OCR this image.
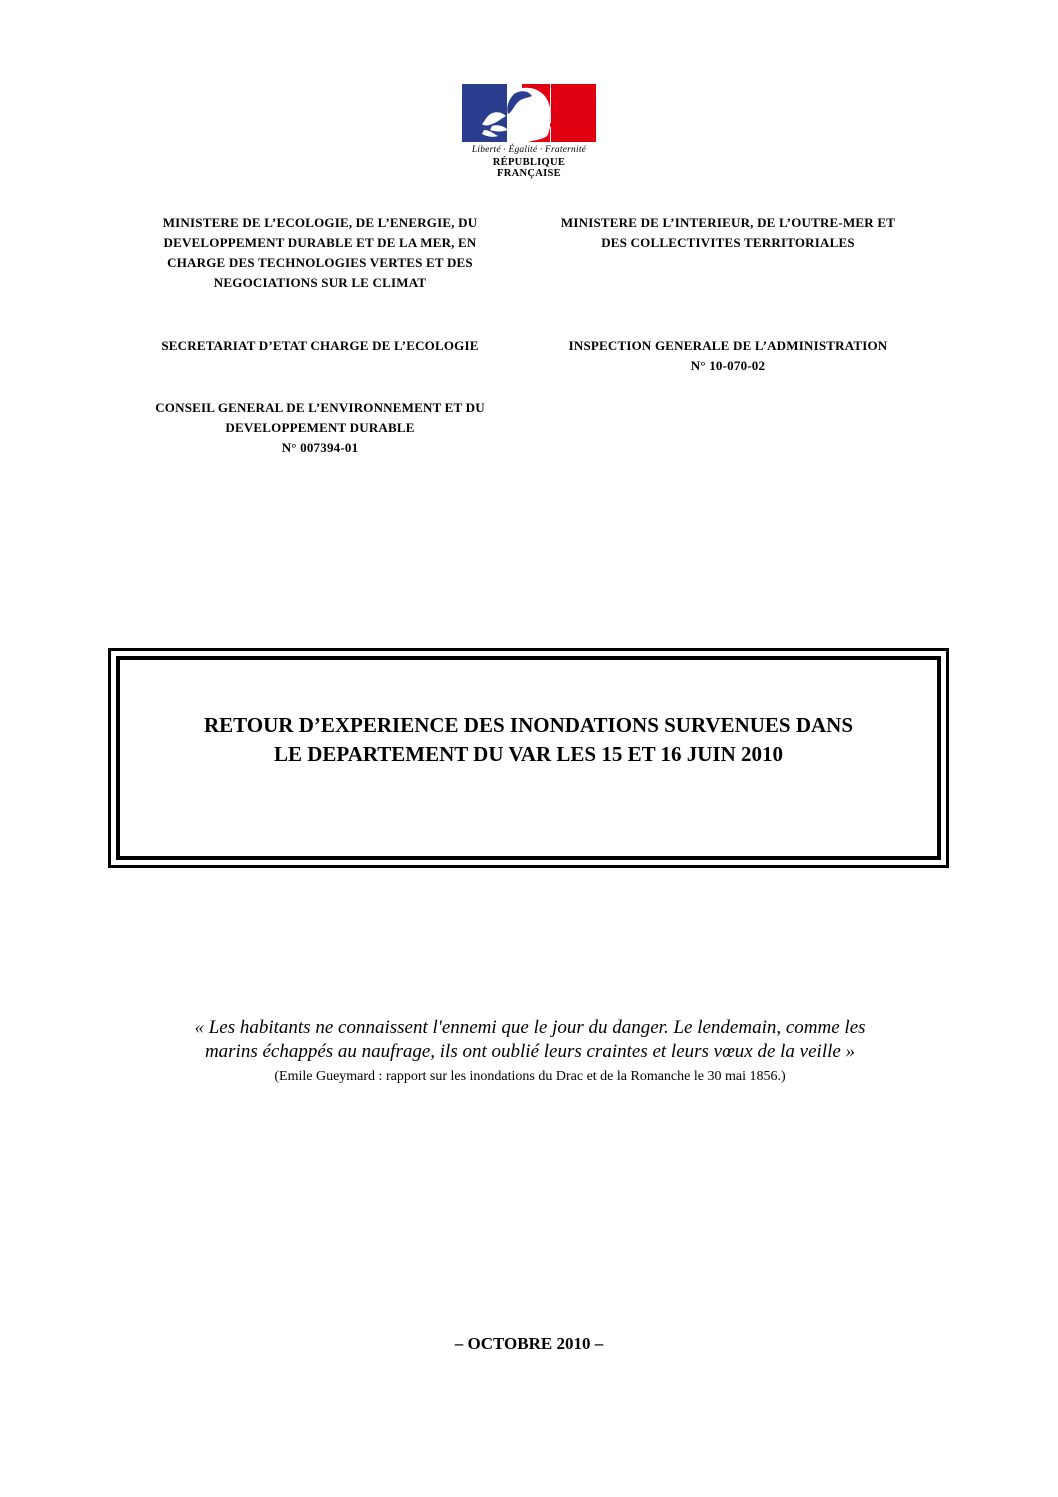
Liberté · Égalité · Fraternité
RÉPUBLIQUE FRANÇAISE
MINISTERE DE L’ECOLOGIE, DE L’ENERGIE, DU
DEVELOPPEMENT DURABLE ET DE LA MER, EN
CHARGE DES TECHNOLOGIES VERTES ET DES
NEGOCIATIONS SUR LE CLIMAT
MINISTERE DE L’INTERIEUR, DE L’OUTRE-MER ET
DES COLLECTIVITES TERRITORIALES
SECRETARIAT D’ETAT CHARGE DE L’ECOLOGIE	INSPECTION GENERALE DE L’ADMINISTRATION
N° 10-070-02
CONSEIL GENERAL DE L’ENVIRONNEMENT ET DU
DEVELOPPEMENT DURABLE
N° 007394-01
RETOUR D’EXPERIENCE DES INONDATIONS SURVENUES DANS
LE DEPARTEMENT DU VAR LES 15 ET 16 JUIN 2010
« Les habitants ne connaissent l'ennemi que le jour du danger. Le lendemain, comme les
marins échappés au naufrage, ils ont oublié leurs craintes et leurs vœux de la veille »
(Emile Gueymard : rapport sur les inondations du Drac et de la Romanche le 30 mai 1856.)
– OCTOBRE 2010 –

====================

Request: What is needed is an exact reproduction of the data, pictures excluded.

Written answer:
OCR this image.
Liberté · Égalité · Fraternité
RÉPUBLIQUE FRANÇAISE
MINISTERE DE L’ECOLOGIE, DE L’ENERGIE, DU
DEVELOPPEMENT DURABLE ET DE LA MER, EN
CHARGE DES TECHNOLOGIES VERTES ET DES
NEGOCIATIONS SUR LE CLIMAT
MINISTERE DE L’INTERIEUR, DE L’OUTRE-MER ET
DES COLLECTIVITES TERRITORIALES
SECRETARIAT D’ETAT CHARGE DE L’ECOLOGIE	INSPECTION GENERALE DE L’ADMINISTRATION
N° 10-070-02
CONSEIL GENERAL DE L’ENVIRONNEMENT ET DU
DEVELOPPEMENT DURABLE
N° 007394-01
RETOUR D’EXPERIENCE DES INONDATIONS SURVENUES DANS
LE DEPARTEMENT DU VAR LES 15 ET 16 JUIN 2010
« Les habitants ne connaissent l'ennemi que le jour du danger. Le lendemain, comme les
marins échappés au naufrage, ils ont oublié leurs craintes et leurs vœux de la veille »
(Emile Gueymard : rapport sur les inondations du Drac et de la Romanche le 30 mai 1856.)
– OCTOBRE 2010 –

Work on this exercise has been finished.